### Text block
6.3. Loop Nested Sequences

6.3.1. Convention

  • row - best for nested loops with sequence inside

  • Conventions for rows and columns:

    • row - row (all elements)

    • column - current column element from row sequence

    • i - row number

    • j - column number

    • x - row number

    • y - column number

    • outer - for outer loop element

    • inner - for inner loop element

  • Note that i may interfere with i used as loop counter

6.3.2. List of Pairs

>>> DATA = [('commander', 'Melissa Lewis'),
...         ('botanist', 'Mark Watney'),
...         ('chemist', 'Alex Vogel')]
>>>
>>> for pair in DATA:
...     role = pair[0]
...     name = pair[1]
...     print(f'{role} -> {name}')
commander -> Melissa Lewis
botanist -> Mark Watney
chemist -> Alex Vogel

6.3.3. List of Sequence

>>> DATA = [(5.1, 3.5, 1.4, 0.2, 'setosa'),
...         (5.7, 2.8, 4.1, 1.3, 'versicolor'),
...         (6.3, 2.9, 5.6, 1.8, 'virginica')]
>>>
>>> for row in DATA:
...     sepal_length = row[0]
...     sepal_width = row[1]
...     petal_length = row[2]
...     petal_width = row[3]
...     species = row[4]
...     total = sepal_length + sepal_width + petal_length + petal_width
...     print(f'{species} -> {total}')
setosa -> 10.2
versicolor -> 13.9
virginica -> 16.599999999999998
>>> DATA = [(5.1, 3.5, 1.4, 0.2, 'setosa'),
...         (5.7, 2.8, 4.1, 1.3, 'versicolor'),
...         (6.3, 2.9, 5.6, 1.8, 'virginica')]
>>>
>>> for row in DATA:
...     features = row[0:4]
...     label = row[4]
...     print(f'{label} -> {sum(features)}')

### Records provided
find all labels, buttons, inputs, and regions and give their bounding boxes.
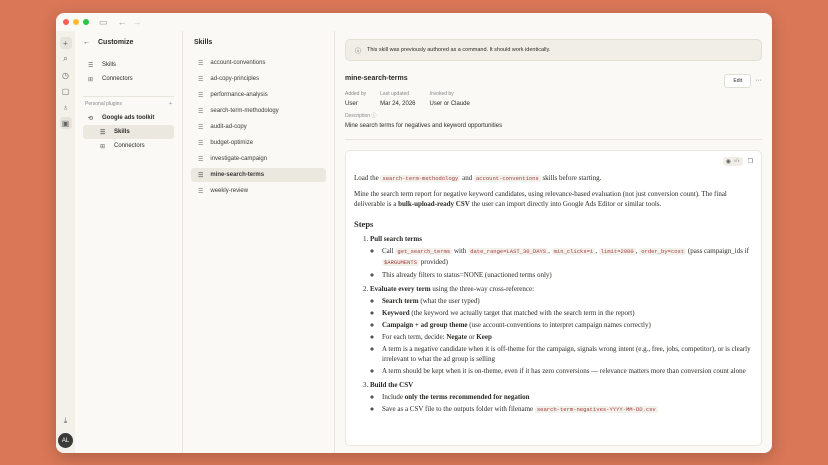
text-run: (use account-conventions to interpret campaign names correctly) [467, 320, 651, 329]
label: Skills [114, 129, 130, 135]
text-run: A term is a negative candidate when it is off-theme for the campaign, signals wrong intent (e.g., free, jobs, competitor), or is clearly irrelevant to what the ad group is selling [382, 344, 751, 363]
skill-item-weekly-review[interactable] [191, 184, 326, 198]
text-run: or [466, 332, 477, 341]
text-run: Keep [476, 332, 492, 341]
label: Skills [102, 62, 117, 68]
steps-heading: Steps [354, 218, 374, 229]
inline-code: min_clicks=1 [553, 247, 594, 255]
plugin-connectors[interactable] [83, 139, 174, 153]
step [370, 284, 753, 376]
skill-icon: ☰ [198, 156, 204, 163]
paragraph [354, 189, 753, 210]
skill-label: audit-ad-copy [210, 124, 247, 130]
skill-item-budget-optimize[interactable] [191, 136, 326, 150]
step [370, 380, 753, 415]
skill-label: performance-analysis [210, 92, 268, 98]
text-run: and [460, 174, 474, 182]
preview-icon[interactable]: ◉ [725, 159, 731, 165]
step-bullet [382, 296, 753, 306]
text-run: This already filters to status=NONE (unactioned terms only) [382, 270, 552, 279]
maximize-window-button[interactable] [83, 19, 89, 25]
meta-field [430, 91, 470, 107]
skill-icon: ☰ [198, 140, 204, 147]
customize-title: Customize [98, 39, 134, 46]
edit-button[interactable]: Edit [724, 74, 751, 88]
text-run: , [595, 246, 599, 255]
text-run: (pass campaign_ids if [686, 246, 749, 255]
skill-item-audit-ad-copy[interactable] [191, 120, 326, 134]
skill-title: mine-search-terms [345, 74, 408, 82]
connectors-icon: ⊞ [88, 76, 94, 83]
skill-icon: ☰ [198, 76, 204, 83]
meta-label: Invoked by [429, 91, 454, 97]
inline-code: date_range=LAST_30_DAYS [470, 247, 547, 255]
skill-icon: ☰ [198, 172, 204, 179]
meta-field [380, 91, 415, 107]
skill-label: budget-optimize [210, 140, 254, 146]
plugin-skills[interactable] [83, 125, 174, 139]
customize-panel [75, 31, 183, 453]
text-run: Evaluate every term [370, 284, 431, 293]
title-bar [56, 13, 772, 31]
text-run: Keyword [382, 308, 410, 317]
inline-code: account-conventions [475, 175, 539, 182]
text-run: bulk-upload-ready CSV [398, 200, 470, 208]
step-bullet [382, 404, 753, 415]
skill-icon: ☰ [198, 92, 204, 99]
lightbulb-icon[interactable]: ♁ [62, 102, 69, 112]
text-run: only the terms recommended for negation [404, 392, 530, 401]
info-icon: ⓘ [371, 113, 377, 119]
label: Connectors [114, 143, 145, 149]
inline-code: search-term-methodology [382, 175, 459, 182]
more-options-icon[interactable]: ··· [755, 77, 762, 84]
text-run: Mine the search term report for negative keyword candidates, using relevance-based evaluation (not just conversion count). The final deliverable is a [354, 189, 727, 208]
back-icon[interactable]: ← [83, 39, 90, 46]
skill-label: weekly-review [210, 188, 249, 194]
skills-icon: ☰ [88, 62, 94, 69]
skill-item-performance-analysis[interactable] [191, 88, 326, 102]
plugin-google-ads-toolkit[interactable] [83, 111, 174, 125]
section-label: Personal plugins [85, 101, 122, 107]
text-run: provided) [419, 257, 448, 266]
description-text: Mine search terms for negatives and keyword opportunities [345, 123, 762, 140]
text-run: Pull search terms [370, 234, 422, 243]
forward-arrow-icon[interactable]: → [132, 17, 142, 27]
download-icon[interactable]: ⤓ [63, 416, 68, 425]
text-run: Save as a CSV file to the outputs folder with filename [382, 404, 535, 413]
skills-title: Skills [194, 39, 213, 46]
skill-item-search-term-methodology[interactable] [191, 104, 326, 118]
meta-value: User [345, 101, 358, 107]
skill-icon: ☰ [198, 124, 204, 131]
text-run: Include [382, 392, 405, 401]
search-icon[interactable]: ⌕ [63, 54, 68, 63]
text-run: (the keyword we actually target that matched with the search term in the report) [409, 308, 635, 317]
skill-content [345, 150, 762, 446]
skill-icon: ☰ [198, 188, 204, 195]
projects-icon[interactable]: ▢ [61, 86, 70, 96]
step-bullet [382, 246, 753, 268]
text-run: Call [382, 246, 396, 255]
skills-list-panel [183, 31, 335, 453]
step-bullet [382, 270, 753, 280]
steps-list [354, 234, 753, 415]
step-bullet [382, 392, 753, 402]
step-bullet [382, 344, 753, 364]
meta-label: Added by [345, 91, 367, 97]
text-run: (what the user typed) [418, 296, 480, 305]
add-plugin-icon[interactable]: + [169, 101, 172, 107]
paragraph [354, 173, 753, 185]
description-label: Description [345, 113, 371, 119]
text-run: using the three-way cross-reference: [430, 284, 535, 293]
text-run: A term should be kept when it is on-theme, even if it has zero conversions — relevance matters more than conversion count alone [382, 366, 746, 375]
skill-icon: ☰ [198, 60, 204, 67]
meta-value: User or Claude [429, 101, 470, 107]
text-run: skills before starting. [540, 174, 602, 182]
app-window [56, 13, 772, 453]
inline-code: get_search_terms [397, 247, 451, 255]
minimize-window-button[interactable] [73, 19, 79, 25]
icon-rail [56, 31, 75, 453]
text-run: Negate [446, 332, 467, 341]
text-run: , [635, 246, 640, 255]
skill-label: investigate-campaign [210, 156, 268, 162]
label: Connectors [102, 76, 133, 82]
text-run: For each term, decide: [382, 332, 447, 341]
inline-code: $ARGUMENTS [384, 258, 418, 266]
meta-field [345, 91, 366, 107]
skill-item-ad-copy-principles[interactable] [191, 72, 326, 86]
skill-item-investigate-campaign[interactable] [191, 152, 326, 166]
info-icon: ⓘ [355, 48, 362, 55]
text-run: , [548, 246, 552, 255]
skill-label: ad-copy-principles [210, 76, 260, 82]
skill-detail [335, 31, 772, 453]
meta-label: Last updated [380, 91, 410, 97]
label: Google ads toolkit [102, 115, 155, 121]
text-run: Campaign + ad group theme [382, 320, 468, 329]
step-bullet [382, 366, 753, 376]
plugin-icon: ⟲ [88, 115, 94, 122]
avatar[interactable]: AL [58, 433, 73, 448]
new-chat-icon[interactable]: + [60, 37, 72, 49]
step-bullet [382, 332, 753, 342]
skill-label: search-term-methodology [210, 108, 279, 114]
text-run: Search term [382, 296, 419, 305]
toolkit-icon[interactable]: ▣ [60, 117, 72, 129]
step [370, 234, 753, 280]
text-run: Build the CSV [370, 380, 414, 389]
text-run: Load the [354, 174, 381, 182]
inline-code: limit=2000 [600, 247, 634, 255]
text-run: with [452, 246, 469, 255]
notice-text: This skill was previously authored as a command. It should work identically. [367, 47, 551, 53]
notice-banner [345, 39, 762, 61]
step-bullet [382, 308, 753, 318]
skill-label: mine-search-terms [210, 172, 265, 178]
copy-icon[interactable]: ❐ [747, 159, 753, 165]
skill-label: account-conventions [210, 60, 266, 66]
close-window-button[interactable] [63, 19, 69, 25]
customize-skills[interactable] [83, 58, 174, 72]
skill-icon: ☰ [198, 108, 204, 115]
skill-item-account-conventions[interactable] [191, 56, 326, 70]
skill-item-mine-search-terms[interactable] [191, 168, 326, 182]
meta-value: Mar 24, 2026 [380, 101, 416, 107]
text-run: the user can import directly into Google Ads Editor or similar tools. [469, 200, 662, 208]
inline-code: search-term-negatives-YYYY-MM-DD.csv [536, 405, 656, 413]
sidebar-toggle-icon[interactable]: ▭ [99, 16, 108, 27]
history-icon[interactable]: ◷ [62, 70, 69, 80]
back-arrow-icon[interactable]: ← [117, 17, 127, 27]
inline-code: order_by=cost [641, 247, 685, 255]
skills-icon: ☰ [100, 129, 106, 136]
customize-connectors[interactable] [83, 72, 174, 86]
step-bullet [382, 320, 753, 330]
code-view-icon[interactable]: ‹/› [733, 158, 740, 164]
connectors-icon: ⊞ [100, 143, 106, 150]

### Your tasks
**a)** In the tutorial on looping over nested sequences, what does it say the variable i may interfere with?
**b)** Write what comes next in the nested-sequences tutorial, picking up right after its last line.
You won't need the data for any of this.

### Answers provided
**a)** The i used as a loop counter.

**b)**
setosa -> 10.2
versicolor -> 13.9
virginica -> 16.599999999999998

6.3.4. Matrix

  • Suggested variable name: row

>>> DATA = [[1, 2, 3],
...         [4, 5, 6],
...         [7, 8, 9]]
>>>
>>> for row in DATA:
...     a = row[0]
...     b = row[1]
...     c = row[2]
...     print(f'{a=} {b=} {c=}')
a=1 b=2 c=3
a=4 b=5 c=6
a=7 b=8 c=9
>>> DATA = [[1, 2, 3],
...         [4, 5, 6],
...         [7, 8, 9]]
>>>
>>> for row in DATA:  # doctest: +NORMALIZE_WHITESPACE
...     print()
...
...     for value in row:
...         print(f'{value}', end=' ')
1 2 3
4 5 6
7 8 9

6.3.5. Mixed

Iterating over list with scalar and vector values - simple loop:

>>> DATA = [('Jan', 'Twardowski'), 'Watney', 69, 13.37, [True, None, False]]
>>>
>>> for obj in DATA:
...     print(obj)
('Jan', 'Twardowski')
Watney
69
13.37
[True, None, False]

Iterating over list with scalar and vector values - nested loop:

>>> DATA = [('Jan', 'Twardowski'), 'Watney', 69, 13.37, [True, None, False]]
>>>
>>> # doctest: +SKIP
... for obj in DATA:
...     for element in obj:
...         print(element)
Jan
Twardowski
W
a
t
n
e
y
Traceback (most recent call last):
TypeError: 'int' object is not iterable

Iterating over list with scalar and vector values - smart loop:

>>> DATA = [('Jan', 'Twardowski'), 'Watney', 69, 13.37, [True, None, False]]
>>>
>>> for obj in DATA:
...     if type(obj) in (list, tuple, set, frozenset):
...         for element in obj:
...             print(element)
...     else:
...         print(obj)
Jan
Twardowski
Watney
69
13.37
True
None
False

6.3.6. Assignments

Code 6.12. Solution
"""
* Assignment: Loop Nested Mean
* Complexity: easy
* Lines of code: 5 lines
* Time: 5 min

English:
    1. Use data from "Given" section (see below)
    2. Calculate mean `Sepal length` value
    3. Compare result with "Tests" section (see below)

Polish:
    1. Użyj danych z sekcji "Given" (patrz poniżej)
    2. Wylicz średnią wartość `Sepal length`
    3. Porównaj wyniki z sekcją "Tests" (patrz poniżej)

Tests:
    >>> result is not Ellipsis
    True
    >>> type(result)
    <class 'float'>
    >>> result
    5.911111111111111
"""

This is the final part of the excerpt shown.